--- Stored data ---
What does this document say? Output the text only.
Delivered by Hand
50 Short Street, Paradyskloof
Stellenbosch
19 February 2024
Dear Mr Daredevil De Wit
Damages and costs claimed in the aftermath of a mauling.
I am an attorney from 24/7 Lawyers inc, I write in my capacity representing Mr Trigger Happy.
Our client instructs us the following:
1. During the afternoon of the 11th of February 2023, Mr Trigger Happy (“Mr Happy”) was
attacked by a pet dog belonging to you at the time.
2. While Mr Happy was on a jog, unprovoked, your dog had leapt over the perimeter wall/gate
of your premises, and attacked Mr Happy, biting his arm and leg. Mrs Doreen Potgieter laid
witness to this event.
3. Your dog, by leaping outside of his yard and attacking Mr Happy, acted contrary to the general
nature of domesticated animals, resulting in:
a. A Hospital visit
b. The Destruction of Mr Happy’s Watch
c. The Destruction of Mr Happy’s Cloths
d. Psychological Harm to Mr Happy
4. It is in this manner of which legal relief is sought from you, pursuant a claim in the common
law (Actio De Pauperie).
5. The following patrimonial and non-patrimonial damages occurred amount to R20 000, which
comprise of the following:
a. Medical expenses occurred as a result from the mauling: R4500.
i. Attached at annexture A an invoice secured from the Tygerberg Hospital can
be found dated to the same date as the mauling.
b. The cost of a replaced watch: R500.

--- Given problem ---
Reproduce the material above exactly; please quote every line of it.

--- The reply ---
What does this document say? Output the text only.
Delivered by Hand
50 Short Street, Paradyskloof
Stellenbosch
19 February 2024
Dear Mr Daredevil De Wit
Damages and costs claimed in the aftermath of a mauling.
I am an attorney from 24/7 Lawyers inc, I write in my capacity representing Mr Trigger Happy.
Our client instructs us the following:
1. During the afternoon of the 11th of February 2023, Mr Trigger Happy (“Mr Happy”) was
attacked by a pet dog belonging to you at the time.
2. While Mr Happy was on a jog, unprovoked, your dog had leapt over the perimeter wall/gate
of your premises, and attacked Mr Happy, biting his arm and leg. Mrs Doreen Potgieter laid
witness to this event.
3. Your dog, by leaping outside of his yard and attacking Mr Happy, acted contrary to the general
nature of domesticated animals, resulting in:
a. A Hospital visit
b. The Destruction of Mr Happy’s Watch
c. The Destruction of Mr Happy’s Cloths
d. Psychological Harm to Mr Happy
4. It is in this manner of which legal relief is sought from you, pursuant a claim in the common
law (Actio De Pauperie).
5. The following patrimonial and non-patrimonial damages occurred amount to R20 000, which
comprise of the following:
a. Medical expenses occurred as a result from the mauling: R4500.
i. Attached at annexture A an invoice secured from the Tygerberg Hospital can
be found dated to the same date as the mauling.
b. The cost of a replaced watch: R500.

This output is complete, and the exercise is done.